▶ _Exercise description_
Pictures aside, write out every record exactly as it appears.

▶ _Material_
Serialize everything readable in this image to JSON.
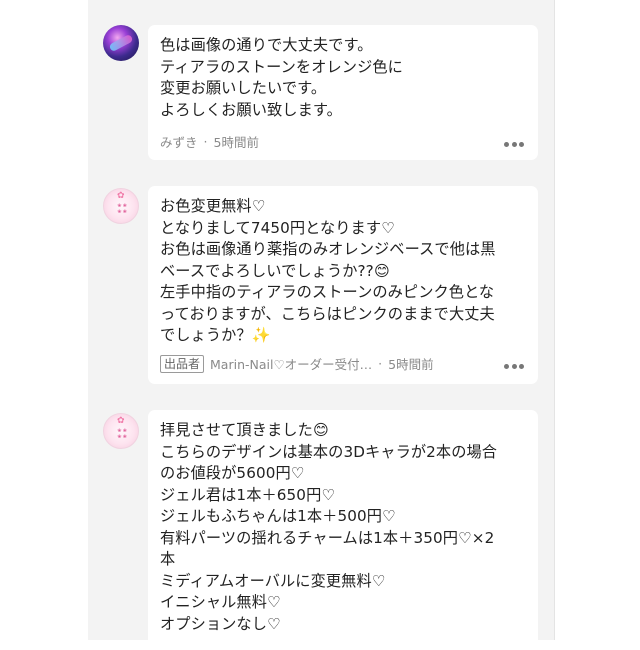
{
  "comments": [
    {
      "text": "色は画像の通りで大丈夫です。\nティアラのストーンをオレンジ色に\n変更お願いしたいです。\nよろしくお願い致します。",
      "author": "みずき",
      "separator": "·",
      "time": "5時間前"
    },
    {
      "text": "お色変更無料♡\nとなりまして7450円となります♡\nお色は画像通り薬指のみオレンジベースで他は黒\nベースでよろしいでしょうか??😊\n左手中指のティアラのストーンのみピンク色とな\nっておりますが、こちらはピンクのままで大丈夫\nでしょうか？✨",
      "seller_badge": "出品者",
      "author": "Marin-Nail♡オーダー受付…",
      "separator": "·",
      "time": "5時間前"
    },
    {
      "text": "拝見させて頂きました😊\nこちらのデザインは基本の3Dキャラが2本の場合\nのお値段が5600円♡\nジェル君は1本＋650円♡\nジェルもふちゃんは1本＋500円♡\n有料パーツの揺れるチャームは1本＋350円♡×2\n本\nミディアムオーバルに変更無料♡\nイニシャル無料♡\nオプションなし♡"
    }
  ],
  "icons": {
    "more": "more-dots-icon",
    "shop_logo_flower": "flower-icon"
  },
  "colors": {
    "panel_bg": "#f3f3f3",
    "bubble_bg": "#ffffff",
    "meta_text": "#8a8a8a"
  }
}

▶ _Exercise answer_
Serialize everything readable in this image to JSON.
{
  "comments": [
    {
      "text": "色は画像の通りで大丈夫です。\nティアラのストーンをオレンジ色に\n変更お願いしたいです。\nよろしくお願い致します。",
      "author": "みずき",
      "separator": "·",
      "time": "5時間前"
    },
    {
      "text": "お色変更無料♡\nとなりまして7450円となります♡\nお色は画像通り薬指のみオレンジベースで他は黒\nベースでよろしいでしょうか??😊\n左手中指のティアラのストーンのみピンク色とな\nっておりますが、こちらはピンクのままで大丈夫\nでしょうか？✨",
      "seller_badge": "出品者",
      "author": "Marin-Nail♡オーダー受付…",
      "separator": "·",
      "time": "5時間前"
    },
    {
      "text": "拝見させて頂きました😊\nこちらのデザインは基本の3Dキャラが2本の場合\nのお値段が5600円♡\nジェル君は1本＋650円♡\nジェルもふちゃんは1本＋500円♡\n有料パーツの揺れるチャームは1本＋350円♡×2\n本\nミディアムオーバルに変更無料♡\nイニシャル無料♡\nオプションなし♡"
    }
  ],
  "icons": {
    "more": "more-dots-icon",
    "shop_logo_flower": "flower-icon"
  },
  "colors": {
    "panel_bg": "#f3f3f3",
    "bubble_bg": "#ffffff",
    "meta_text": "#8a8a8a"
  }
}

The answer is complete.